● **WHAT THE TASK REQUIRES**:
Output the records exactly. Include every line.

[A run of records]

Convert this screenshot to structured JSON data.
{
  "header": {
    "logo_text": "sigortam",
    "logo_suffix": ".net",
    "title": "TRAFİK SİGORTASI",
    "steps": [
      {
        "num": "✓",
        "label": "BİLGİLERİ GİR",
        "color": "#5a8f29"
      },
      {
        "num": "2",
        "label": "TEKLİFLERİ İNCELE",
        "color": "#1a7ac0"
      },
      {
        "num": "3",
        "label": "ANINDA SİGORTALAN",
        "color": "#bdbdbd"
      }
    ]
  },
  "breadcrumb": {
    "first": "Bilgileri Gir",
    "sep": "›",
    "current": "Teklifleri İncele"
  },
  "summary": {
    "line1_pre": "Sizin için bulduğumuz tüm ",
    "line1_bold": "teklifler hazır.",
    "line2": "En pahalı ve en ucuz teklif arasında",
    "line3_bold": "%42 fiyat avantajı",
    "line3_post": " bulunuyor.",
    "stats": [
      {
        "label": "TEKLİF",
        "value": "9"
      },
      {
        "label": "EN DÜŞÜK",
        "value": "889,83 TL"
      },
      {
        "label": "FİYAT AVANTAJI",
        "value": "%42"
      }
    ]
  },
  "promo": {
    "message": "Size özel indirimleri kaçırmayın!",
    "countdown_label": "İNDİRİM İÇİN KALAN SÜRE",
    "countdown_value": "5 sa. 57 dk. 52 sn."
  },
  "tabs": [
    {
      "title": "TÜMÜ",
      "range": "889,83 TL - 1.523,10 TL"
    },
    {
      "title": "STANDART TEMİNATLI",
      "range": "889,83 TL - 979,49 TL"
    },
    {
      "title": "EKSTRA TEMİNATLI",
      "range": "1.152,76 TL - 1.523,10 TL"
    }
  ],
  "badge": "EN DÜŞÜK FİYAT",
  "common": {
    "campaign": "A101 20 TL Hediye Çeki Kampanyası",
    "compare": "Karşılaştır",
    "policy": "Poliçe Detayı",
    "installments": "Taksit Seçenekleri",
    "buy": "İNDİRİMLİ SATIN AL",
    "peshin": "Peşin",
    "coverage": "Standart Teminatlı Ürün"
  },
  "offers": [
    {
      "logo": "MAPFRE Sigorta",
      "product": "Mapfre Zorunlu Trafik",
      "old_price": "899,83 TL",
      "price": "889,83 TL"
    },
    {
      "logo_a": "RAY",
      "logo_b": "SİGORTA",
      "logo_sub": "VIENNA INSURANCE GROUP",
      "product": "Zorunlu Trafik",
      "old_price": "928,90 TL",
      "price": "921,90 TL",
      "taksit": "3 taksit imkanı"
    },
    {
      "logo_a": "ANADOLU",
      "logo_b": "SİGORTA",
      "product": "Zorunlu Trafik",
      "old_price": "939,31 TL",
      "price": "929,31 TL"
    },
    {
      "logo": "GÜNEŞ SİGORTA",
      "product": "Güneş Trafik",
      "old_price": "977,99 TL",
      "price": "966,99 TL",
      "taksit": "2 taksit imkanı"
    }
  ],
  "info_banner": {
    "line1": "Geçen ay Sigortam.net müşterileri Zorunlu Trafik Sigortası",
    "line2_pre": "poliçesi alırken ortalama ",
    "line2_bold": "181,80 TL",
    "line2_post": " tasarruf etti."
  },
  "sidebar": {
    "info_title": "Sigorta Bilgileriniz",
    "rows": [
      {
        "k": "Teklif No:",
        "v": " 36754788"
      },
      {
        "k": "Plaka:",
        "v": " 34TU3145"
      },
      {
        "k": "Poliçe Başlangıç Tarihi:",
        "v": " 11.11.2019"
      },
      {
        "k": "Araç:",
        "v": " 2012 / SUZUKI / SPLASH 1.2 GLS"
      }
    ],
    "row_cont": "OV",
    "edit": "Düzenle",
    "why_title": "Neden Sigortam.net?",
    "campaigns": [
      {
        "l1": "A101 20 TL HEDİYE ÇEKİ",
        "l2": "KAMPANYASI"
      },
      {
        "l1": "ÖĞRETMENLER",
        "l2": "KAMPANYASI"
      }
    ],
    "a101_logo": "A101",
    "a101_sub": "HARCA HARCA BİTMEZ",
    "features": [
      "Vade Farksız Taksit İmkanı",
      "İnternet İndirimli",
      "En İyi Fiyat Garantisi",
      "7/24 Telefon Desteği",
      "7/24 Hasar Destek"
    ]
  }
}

● **ANSWER TO THIS PROBLEM**:
Convert this screenshot to structured JSON data.
{
  "header": {
    "logo_text": "sigortam",
    "logo_suffix": ".net",
    "title": "TRAFİK SİGORTASI",
    "steps": [
      {
        "num": "✓",
        "label": "BİLGİLERİ GİR",
        "color": "#5a8f29"
      },
      {
        "num": "2",
        "label": "TEKLİFLERİ İNCELE",
        "color": "#1a7ac0"
      },
      {
        "num": "3",
        "label": "ANINDA SİGORTALAN",
        "color": "#bdbdbd"
      }
    ]
  },
  "breadcrumb": {
    "first": "Bilgileri Gir",
    "sep": "›",
    "current": "Teklifleri İncele"
  },
  "summary": {
    "line1_pre": "Sizin için bulduğumuz tüm ",
    "line1_bold": "teklifler hazır.",
    "line2": "En pahalı ve en ucuz teklif arasında",
    "line3_bold": "%42 fiyat avantajı",
    "line3_post": " bulunuyor.",
    "stats": [
      {
        "label": "TEKLİF",
        "value": "9"
      },
      {
        "label": "EN DÜŞÜK",
        "value": "889,83 TL"
      },
      {
        "label": "FİYAT AVANTAJI",
        "value": "%42"
      }
    ]
  },
  "promo": {
    "message": "Size özel indirimleri kaçırmayın!",
    "countdown_label": "İNDİRİM İÇİN KALAN SÜRE",
    "countdown_value": "5 sa. 57 dk. 52 sn."
  },
  "tabs": [
    {
      "title": "TÜMÜ",
      "range": "889,83 TL - 1.523,10 TL"
    },
    {
      "title": "STANDART TEMİNATLI",
      "range": "889,83 TL - 979,49 TL"
    },
    {
      "title": "EKSTRA TEMİNATLI",
      "range": "1.152,76 TL - 1.523,10 TL"
    }
  ],
  "badge": "EN DÜŞÜK FİYAT",
  "common": {
    "campaign": "A101 20 TL Hediye Çeki Kampanyası",
    "compare": "Karşılaştır",
    "policy": "Poliçe Detayı",
    "installments": "Taksit Seçenekleri",
    "buy": "İNDİRİMLİ SATIN AL",
    "peshin": "Peşin",
    "coverage": "Standart Teminatlı Ürün"
  },
  "offers": [
    {
      "logo": "MAPFRE Sigorta",
      "product": "Mapfre Zorunlu Trafik",
      "old_price": "899,83 TL",
      "price": "889,83 TL"
    },
    {
      "logo_a": "RAY",
      "logo_b": "SİGORTA",
      "logo_sub": "VIENNA INSURANCE GROUP",
      "product": "Zorunlu Trafik",
      "old_price": "928,90 TL",
      "price": "921,90 TL",
      "taksit": "3 taksit imkanı"
    },
    {
      "logo_a": "ANADOLU",
      "logo_b": "SİGORTA",
      "product": "Zorunlu Trafik",
      "old_price": "939,31 TL",
      "price": "929,31 TL"
    },
    {
      "logo": "GÜNEŞ SİGORTA",
      "product": "Güneş Trafik",
      "old_price": "977,99 TL",
      "price": "966,99 TL",
      "taksit": "2 taksit imkanı"
    }
  ],
  "info_banner": {
    "line1": "Geçen ay Sigortam.net müşterileri Zorunlu Trafik Sigortası",
    "line2_pre": "poliçesi alırken ortalama ",
    "line2_bold": "181,80 TL",
    "line2_post": " tasarruf etti."
  },
  "sidebar": {
    "info_title": "Sigorta Bilgileriniz",
    "rows": [
      {
        "k": "Teklif No:",
        "v": " 36754788"
      },
      {
        "k": "Plaka:",
        "v": " 34TU3145"
      },
      {
        "k": "Poliçe Başlangıç Tarihi:",
        "v": " 11.11.2019"
      },
      {
        "k": "Araç:",
        "v": " 2012 / SUZUKI / SPLASH 1.2 GLS"
      }
    ],
    "row_cont": "OV",
    "edit": "Düzenle",
    "why_title": "Neden Sigortam.net?",
    "campaigns": [
      {
        "l1": "A101 20 TL HEDİYE ÇEKİ",
        "l2": "KAMPANYASI"
      },
      {
        "l1": "ÖĞRETMENLER",
        "l2": "KAMPANYASI"
      }
    ],
    "a101_logo": "A101",
    "a101_sub": "HARCA HARCA BİTMEZ",
    "features": [
      "Vade Farksız Taksit İmkanı",
      "İnternet İndirimli",
      "En İyi Fiyat Garantisi",
      "7/24 Telefon Desteği",
      "7/24 Hasar Destek"
    ]
  }
}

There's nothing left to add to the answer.